◆ Data provided ◆
•••
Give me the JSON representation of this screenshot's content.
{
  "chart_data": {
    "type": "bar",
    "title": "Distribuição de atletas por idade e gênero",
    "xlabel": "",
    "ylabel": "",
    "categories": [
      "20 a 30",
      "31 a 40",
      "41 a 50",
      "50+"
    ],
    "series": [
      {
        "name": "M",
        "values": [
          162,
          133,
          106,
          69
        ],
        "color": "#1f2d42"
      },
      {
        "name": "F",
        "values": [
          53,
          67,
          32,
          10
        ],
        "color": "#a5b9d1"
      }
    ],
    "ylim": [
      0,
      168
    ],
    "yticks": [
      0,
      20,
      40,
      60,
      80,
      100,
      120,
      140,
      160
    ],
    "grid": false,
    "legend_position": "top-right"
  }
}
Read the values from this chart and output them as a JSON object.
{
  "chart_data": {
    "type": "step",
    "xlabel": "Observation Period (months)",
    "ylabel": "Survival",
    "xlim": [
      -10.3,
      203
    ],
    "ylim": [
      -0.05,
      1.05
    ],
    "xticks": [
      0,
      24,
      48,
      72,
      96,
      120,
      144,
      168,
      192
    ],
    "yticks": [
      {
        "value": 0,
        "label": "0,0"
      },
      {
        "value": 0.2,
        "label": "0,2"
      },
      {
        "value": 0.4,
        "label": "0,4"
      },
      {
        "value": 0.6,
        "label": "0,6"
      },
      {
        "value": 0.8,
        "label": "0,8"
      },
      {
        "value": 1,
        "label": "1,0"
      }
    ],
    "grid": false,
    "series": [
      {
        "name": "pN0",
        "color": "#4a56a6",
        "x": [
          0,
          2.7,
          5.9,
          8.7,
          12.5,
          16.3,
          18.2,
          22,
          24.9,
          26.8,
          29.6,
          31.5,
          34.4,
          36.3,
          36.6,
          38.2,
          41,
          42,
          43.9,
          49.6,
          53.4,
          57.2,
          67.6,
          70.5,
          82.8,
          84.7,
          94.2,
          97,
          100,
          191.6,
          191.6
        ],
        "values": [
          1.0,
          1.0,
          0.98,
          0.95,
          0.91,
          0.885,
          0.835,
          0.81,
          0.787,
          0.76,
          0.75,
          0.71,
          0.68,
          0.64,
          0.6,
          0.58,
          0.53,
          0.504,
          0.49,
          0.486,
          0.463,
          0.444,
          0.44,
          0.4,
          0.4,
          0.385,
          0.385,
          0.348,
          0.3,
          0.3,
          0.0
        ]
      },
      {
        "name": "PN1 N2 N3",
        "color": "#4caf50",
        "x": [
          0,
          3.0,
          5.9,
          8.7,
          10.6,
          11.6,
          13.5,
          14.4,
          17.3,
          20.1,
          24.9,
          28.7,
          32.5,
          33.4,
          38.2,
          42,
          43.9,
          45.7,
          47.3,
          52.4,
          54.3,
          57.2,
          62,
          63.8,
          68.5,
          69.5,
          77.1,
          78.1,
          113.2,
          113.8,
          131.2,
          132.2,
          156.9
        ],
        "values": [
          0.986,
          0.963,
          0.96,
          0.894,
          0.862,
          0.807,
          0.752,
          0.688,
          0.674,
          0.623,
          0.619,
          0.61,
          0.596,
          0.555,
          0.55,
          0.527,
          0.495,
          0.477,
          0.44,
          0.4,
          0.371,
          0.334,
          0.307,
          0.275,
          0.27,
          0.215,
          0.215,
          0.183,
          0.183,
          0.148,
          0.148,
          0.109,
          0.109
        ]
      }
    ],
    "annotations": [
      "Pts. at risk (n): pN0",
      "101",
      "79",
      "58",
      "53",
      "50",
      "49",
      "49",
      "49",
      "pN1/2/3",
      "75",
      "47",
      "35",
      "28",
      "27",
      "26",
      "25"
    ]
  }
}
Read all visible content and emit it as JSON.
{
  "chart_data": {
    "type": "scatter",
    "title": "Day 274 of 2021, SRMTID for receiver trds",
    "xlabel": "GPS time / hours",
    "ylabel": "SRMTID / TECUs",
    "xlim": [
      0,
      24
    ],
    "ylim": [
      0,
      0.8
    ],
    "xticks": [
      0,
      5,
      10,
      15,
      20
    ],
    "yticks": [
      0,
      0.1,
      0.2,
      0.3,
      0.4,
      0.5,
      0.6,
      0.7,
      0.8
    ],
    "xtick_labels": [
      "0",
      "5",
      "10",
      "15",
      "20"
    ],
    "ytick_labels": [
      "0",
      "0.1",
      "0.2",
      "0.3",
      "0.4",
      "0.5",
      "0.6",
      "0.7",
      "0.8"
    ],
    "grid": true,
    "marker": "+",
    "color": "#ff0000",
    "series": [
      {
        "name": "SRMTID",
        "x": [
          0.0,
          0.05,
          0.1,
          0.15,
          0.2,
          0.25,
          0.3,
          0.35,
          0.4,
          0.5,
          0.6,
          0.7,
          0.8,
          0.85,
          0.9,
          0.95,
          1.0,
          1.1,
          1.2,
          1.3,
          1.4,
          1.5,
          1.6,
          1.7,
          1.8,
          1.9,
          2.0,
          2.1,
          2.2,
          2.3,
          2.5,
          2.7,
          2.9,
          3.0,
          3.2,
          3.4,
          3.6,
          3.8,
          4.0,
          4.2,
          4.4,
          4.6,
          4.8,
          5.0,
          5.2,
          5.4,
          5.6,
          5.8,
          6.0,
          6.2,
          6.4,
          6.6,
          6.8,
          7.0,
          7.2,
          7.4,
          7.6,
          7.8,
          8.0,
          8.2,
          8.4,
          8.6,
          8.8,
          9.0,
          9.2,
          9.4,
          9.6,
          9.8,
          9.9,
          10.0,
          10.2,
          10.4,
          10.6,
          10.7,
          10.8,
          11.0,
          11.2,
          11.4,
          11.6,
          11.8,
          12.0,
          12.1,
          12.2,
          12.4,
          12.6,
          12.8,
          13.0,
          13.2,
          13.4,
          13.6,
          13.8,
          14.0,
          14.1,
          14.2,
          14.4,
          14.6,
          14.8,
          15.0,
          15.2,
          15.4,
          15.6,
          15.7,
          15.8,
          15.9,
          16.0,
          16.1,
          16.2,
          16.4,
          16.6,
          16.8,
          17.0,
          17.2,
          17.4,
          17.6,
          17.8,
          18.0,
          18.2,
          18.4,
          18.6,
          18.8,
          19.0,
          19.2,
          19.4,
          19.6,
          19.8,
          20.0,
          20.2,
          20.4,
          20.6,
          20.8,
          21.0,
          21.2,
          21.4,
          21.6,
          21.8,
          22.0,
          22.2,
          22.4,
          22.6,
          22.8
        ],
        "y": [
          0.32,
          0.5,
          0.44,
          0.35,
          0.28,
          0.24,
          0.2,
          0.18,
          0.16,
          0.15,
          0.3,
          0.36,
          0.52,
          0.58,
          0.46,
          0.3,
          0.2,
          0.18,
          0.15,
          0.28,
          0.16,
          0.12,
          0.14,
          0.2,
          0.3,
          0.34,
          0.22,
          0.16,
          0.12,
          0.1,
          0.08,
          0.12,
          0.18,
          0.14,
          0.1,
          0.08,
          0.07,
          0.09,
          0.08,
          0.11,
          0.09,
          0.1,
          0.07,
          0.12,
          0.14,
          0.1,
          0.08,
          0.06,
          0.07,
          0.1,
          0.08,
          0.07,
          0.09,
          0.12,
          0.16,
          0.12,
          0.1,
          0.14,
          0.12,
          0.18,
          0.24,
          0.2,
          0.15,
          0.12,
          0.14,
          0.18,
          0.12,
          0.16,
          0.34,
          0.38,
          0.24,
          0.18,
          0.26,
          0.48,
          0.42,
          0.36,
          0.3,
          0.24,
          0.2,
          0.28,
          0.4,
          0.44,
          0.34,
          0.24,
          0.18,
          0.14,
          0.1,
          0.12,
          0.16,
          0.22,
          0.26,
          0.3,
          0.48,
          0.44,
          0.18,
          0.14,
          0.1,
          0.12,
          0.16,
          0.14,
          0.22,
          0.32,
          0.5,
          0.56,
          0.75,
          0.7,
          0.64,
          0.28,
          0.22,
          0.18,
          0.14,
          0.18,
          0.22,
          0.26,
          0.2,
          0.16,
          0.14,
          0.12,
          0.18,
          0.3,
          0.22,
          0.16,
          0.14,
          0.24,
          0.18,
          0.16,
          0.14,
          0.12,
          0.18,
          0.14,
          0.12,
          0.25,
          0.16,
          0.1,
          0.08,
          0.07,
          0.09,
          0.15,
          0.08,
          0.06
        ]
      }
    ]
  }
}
•••
◆ Task description ◆
All lines holding the word "ylabel" should be picked out and copied.

◆ Solved exercise ◆
    "ylabel": "",
    "ylabel": "Survival",
    "ylabel": "SRMTID / TECUs",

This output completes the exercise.